◆ What needs to be done: Return the material word for word. Do not include the pictures.

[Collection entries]
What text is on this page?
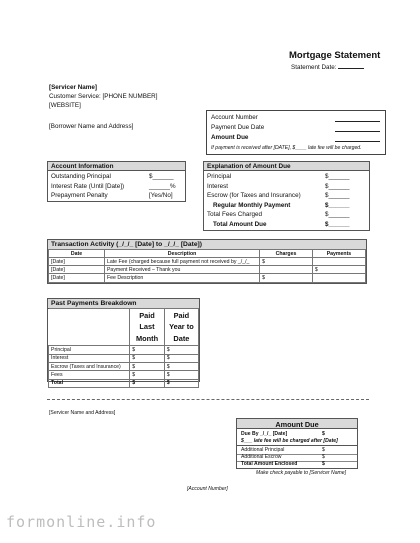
Mortgage Statement
Statement Date:
[Servicer Name]
Customer Service: [PHONE NUMBER]
[WEBSITE]
[Borrower Name and Address]
Account Number
Payment Due Date
Amount Due
If payment is received after [DATE], $____ late fee will be charged.
Account Information
Outstanding Principal	$______
Interest Rate (Until [Date])	______%
Prepayment Penalty	[Yes/No]
Explanation of Amount Due
Principal	$______
Interest	$______
Escrow (for Taxes and Insurance)	$______
Regular Monthly Payment	$______
Total Fees Charged	$______
Total Amount Due	$______
Transaction Activity (_/_/_ [Date] to _/_/_ [Date])
Date	Description	Charges	Payments
[Date]	Late Fee (charged because full payment not received by _/_/_	$	
[Date]	Payment Received – Thank you		$
[Date]	Fee Description	$	
Past Payments Breakdown
	Paid Last Month	Paid Year to Date
Principal	$	$
Interest	$	$
Escrow (Taxes and Insurance)	$	$
Fees	$	$
Total	$	$
[Servicer Name and Address]
Amount Due
Due By _/_/_ [Date]	$
$___ late fee will be charged after [Date]
Additional Principal	$
Additional Escrow	$
Total Amount Enclosed	$
Make check payable to [Servicer Name]
[Account Number]
formonline.info
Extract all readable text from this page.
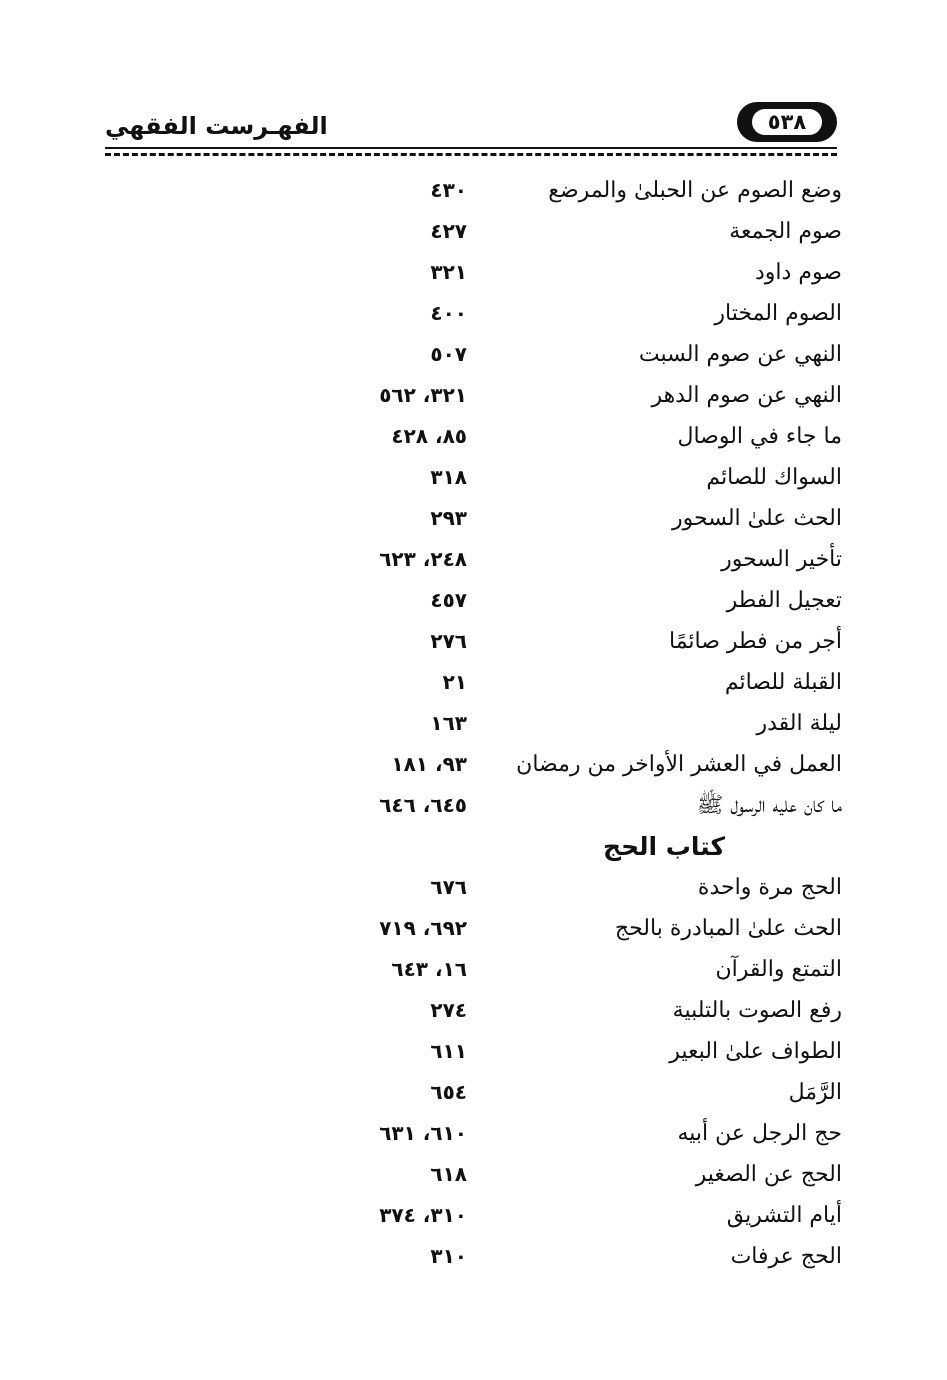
٥٣٨
الفهـرست الفقهي
وضع الصوم عن الحبلىٰ والمرضع
٤٣٠
صوم الجمعة
٤٢٧
صوم داود
٣٢١
الصوم المختار
٤٠٠
النهي عن صوم السبت
٥٠٧
النهي عن صوم الدهر
٣٢١، ٥٦٢
ما جاء في الوصال
٨٥، ٤٢٨
السواك للصائم
٣١٨
الحث علىٰ السحور
٢٩٣
تأخير السحور
٢٤٨، ٦٢٣
تعجيل الفطر
٤٥٧
أجر من فطر صائمًا
٢٧٦
القبلة للصائم
٢١
ليلة القدر
١٦٣
العمل في العشر الأواخر من رمضان
٩٣، ١٨١
ما كان عليه الرسول ﷺ
٦٤٥، ٦٤٦
كتاب الحج
الحج مرة واحدة
٦٧٦
الحث علىٰ المبادرة بالحج
٦٩٢، ٧١٩
التمتع والقرآن
١٦، ٦٤٣
رفع الصوت بالتلبية
٢٧٤
الطواف علىٰ البعير
٦١١
الرَّمَل
٦٥٤
حج الرجل عن أبيه
٦١٠، ٦٣١
الحج عن الصغير
٦١٨
أيام التشريق
٣١٠، ٣٧٤
الحج عرفات
٣١٠
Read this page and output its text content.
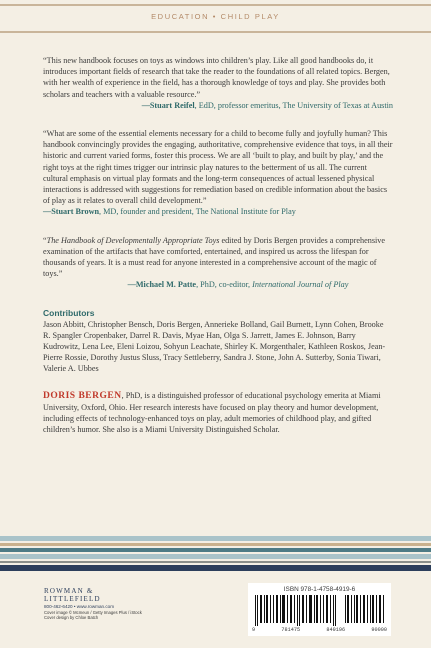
EDUCATION • CHILD PLAY

“This new handbook focuses on toys as windows into children’s play. Like all good handbooks do, it introduces important fields of research that take the reader to the foundations of all related topics. Bergen, with her wealth of experience in the field, has a thorough knowledge of toys and play. She provides both scholars and teachers with a valuable resource.”

—Stuart Reifel, EdD, professor emeritus, The University of Texas at Austin

“What are some of the essential elements necessary for a child to become fully and joyfully human? This handbook convincingly provides the engaging, authoritative, comprehensive evidence that toys, in all their historic and current varied forms, foster this process. We are all ‘built to play, and built by play,’ and the right toys at the right times trigger our intrinsic play natures to the betterment of us all. The current cultural emphasis on virtual play formats and the long-term consequences of actual lessened physical interactions is addressed with suggestions for remediation based on credible information about the basics of play as it relates to overall child development.”

—Stuart Brown, MD, founder and president, The National Institute for Play

“The Handbook of Developmentally Appropriate Toys edited by Doris Bergen provides a comprehensive examination of the artifacts that have comforted, entertained, and inspired us across the lifespan for thousands of years. It is a must read for anyone interested in a comprehensive account of the magic of toys.”

—Michael M. Patte, PhD, co-editor, International Journal of Play

Contributors

Jason Abbitt, Christopher Bensch, Doris Bergen, Annerieke Bolland, Gail Burnett, Lynn Cohen, Brooke R. Spangler Cropenbaker, Darrel R. Davis, Myae Han, Olga S. Jarrett, James E. Johnson, Barry Kudrowitz, Lena Lee, Eleni Loizou, Sohyun Leachate, Shirley K. Morgenthaler, Kathleen Roskos, Jean-Pierre Rossie, Dorothy Justus Sluss, Tracy Settleberry, Sandra J. Stone, John A. Sutterby, Sonia Tiwari, Valerie A. Ubbes

DORIS BERGEN, PhD, is a distinguished professor of educational psychology emerita at Miami University, Oxford, Ohio. Her research interests have focused on play theory and humor development, including effects of technology-enhanced toys on play, adult memories of childhood play, and gifted children’s humor. She also is a Miami University Distinguished Scholar.

ROWMAN &
LITTLEFIELD
800-462-6420 • www.rowman.com
Cover image © Mcmeun / Getty Images Plus / iStock
Cover design by Chloe Batch
ISBN 978-1-4758-4919-6
9	781475	849196	90000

◆ Solution for this problem:
What text is on this page?
Mortgage Statement
Statement Date:
[Servicer Name]
Customer Service: [PHONE NUMBER]
[WEBSITE]
[Borrower Name and Address]
Account Number
Payment Due Date
Amount Due
If payment is received after [DATE], $____ late fee will be charged.
Account Information
Outstanding Principal	$______
Interest Rate (Until [Date])	______%
Prepayment Penalty	[Yes/No]
Explanation of Amount Due
Principal	$______
Interest	$______
Escrow (for Taxes and Insurance)	$______
Regular Monthly Payment	$______
Total Fees Charged	$______
Total Amount Due	$______
Transaction Activity (_/_/_ [Date] to _/_/_ [Date])
Date	Description	Charges	Payments
[Date]	Late Fee (charged because full payment not received by _/_/_	$	
[Date]	Payment Received – Thank you		$
[Date]	Fee Description	$	
Past Payments Breakdown
	Paid Last Month	Paid Year to Date
Principal	$	$
Interest	$	$
Escrow (Taxes and Insurance)	$	$
Fees	$	$
Total	$	$
[Servicer Name and Address]
Amount Due
Due By _/_/_ [Date]	$
$___ late fee will be charged after [Date]
Additional Principal	$
Additional Escrow	$
Total Amount Enclosed	$
Make check payable to [Servicer Name]
[Account Number]
formonline.info
Extract all readable text from this page.
٥٣٨
الفهـرست الفقهي
وضع الصوم عن الحبلىٰ والمرضع
٤٣٠
صوم الجمعة
٤٢٧
صوم داود
٣٢١
الصوم المختار
٤٠٠
النهي عن صوم السبت
٥٠٧
النهي عن صوم الدهر
٣٢١، ٥٦٢
ما جاء في الوصال
٨٥، ٤٢٨
السواك للصائم
٣١٨
الحث علىٰ السحور
٢٩٣
تأخير السحور
٢٤٨، ٦٢٣
تعجيل الفطر
٤٥٧
أجر من فطر صائمًا
٢٧٦
القبلة للصائم
٢١
ليلة القدر
١٦٣
العمل في العشر الأواخر من رمضان
٩٣، ١٨١
ما كان عليه الرسول ﷺ
٦٤٥، ٦٤٦
كتاب الحج
الحج مرة واحدة
٦٧٦
الحث علىٰ المبادرة بالحج
٦٩٢، ٧١٩
التمتع والقرآن
١٦، ٦٤٣
رفع الصوت بالتلبية
٢٧٤
الطواف علىٰ البعير
٦١١
الرَّمَل
٦٥٤
حج الرجل عن أبيه
٦١٠، ٦٣١
الحج عن الصغير
٦١٨
أيام التشريق
٣١٠، ٣٧٤
الحج عرفات
٣١٠
Read this page and output its text content.
EDUCATION • CHILD PLAY

“This new handbook focuses on toys as windows into children’s play. Like all good handbooks do, it introduces important fields of research that take the reader to the foundations of all related topics. Bergen, with her wealth of experience in the field, has a thorough knowledge of toys and play. She provides both scholars and teachers with a valuable resource.”

—Stuart Reifel, EdD, professor emeritus, The University of Texas at Austin

“What are some of the essential elements necessary for a child to become fully and joyfully human? This handbook convincingly provides the engaging, authoritative, comprehensive evidence that toys, in all their historic and current varied forms, foster this process. We are all ‘built to play, and built by play,’ and the right toys at the right times trigger our intrinsic play natures to the betterment of us all. The current cultural emphasis on virtual play formats and the long-term consequences of actual lessened physical interactions is addressed with suggestions for remediation based on credible information about the basics of play as it relates to overall child development.”

—Stuart Brown, MD, founder and president, The National Institute for Play

“The Handbook of Developmentally Appropriate Toys edited by Doris Bergen provides a comprehensive examination of the artifacts that have comforted, entertained, and inspired us across the lifespan for thousands of years. It is a must read for anyone interested in a comprehensive account of the magic of toys.”

—Michael M. Patte, PhD, co-editor, International Journal of Play

Contributors

Jason Abbitt, Christopher Bensch, Doris Bergen, Annerieke Bolland, Gail Burnett, Lynn Cohen, Brooke R. Spangler Cropenbaker, Darrel R. Davis, Myae Han, Olga S. Jarrett, James E. Johnson, Barry Kudrowitz, Lena Lee, Eleni Loizou, Sohyun Leachate, Shirley K. Morgenthaler, Kathleen Roskos, Jean-Pierre Rossie, Dorothy Justus Sluss, Tracy Settleberry, Sandra J. Stone, John A. Sutterby, Sonia Tiwari, Valerie A. Ubbes

DORIS BERGEN, PhD, is a distinguished professor of educational psychology emerita at Miami University, Oxford, Ohio. Her research interests have focused on play theory and humor development, including effects of technology-enhanced toys on play, adult memories of childhood play, and gifted children’s humor. She also is a Miami University Distinguished Scholar.

ROWMAN &
LITTLEFIELD
800-462-6420 • www.rowman.com
Cover image © Mcmeun / Getty Images Plus / iStock
Cover design by Chloe Batch
ISBN 978-1-4758-4919-6
9	781475	849196	90000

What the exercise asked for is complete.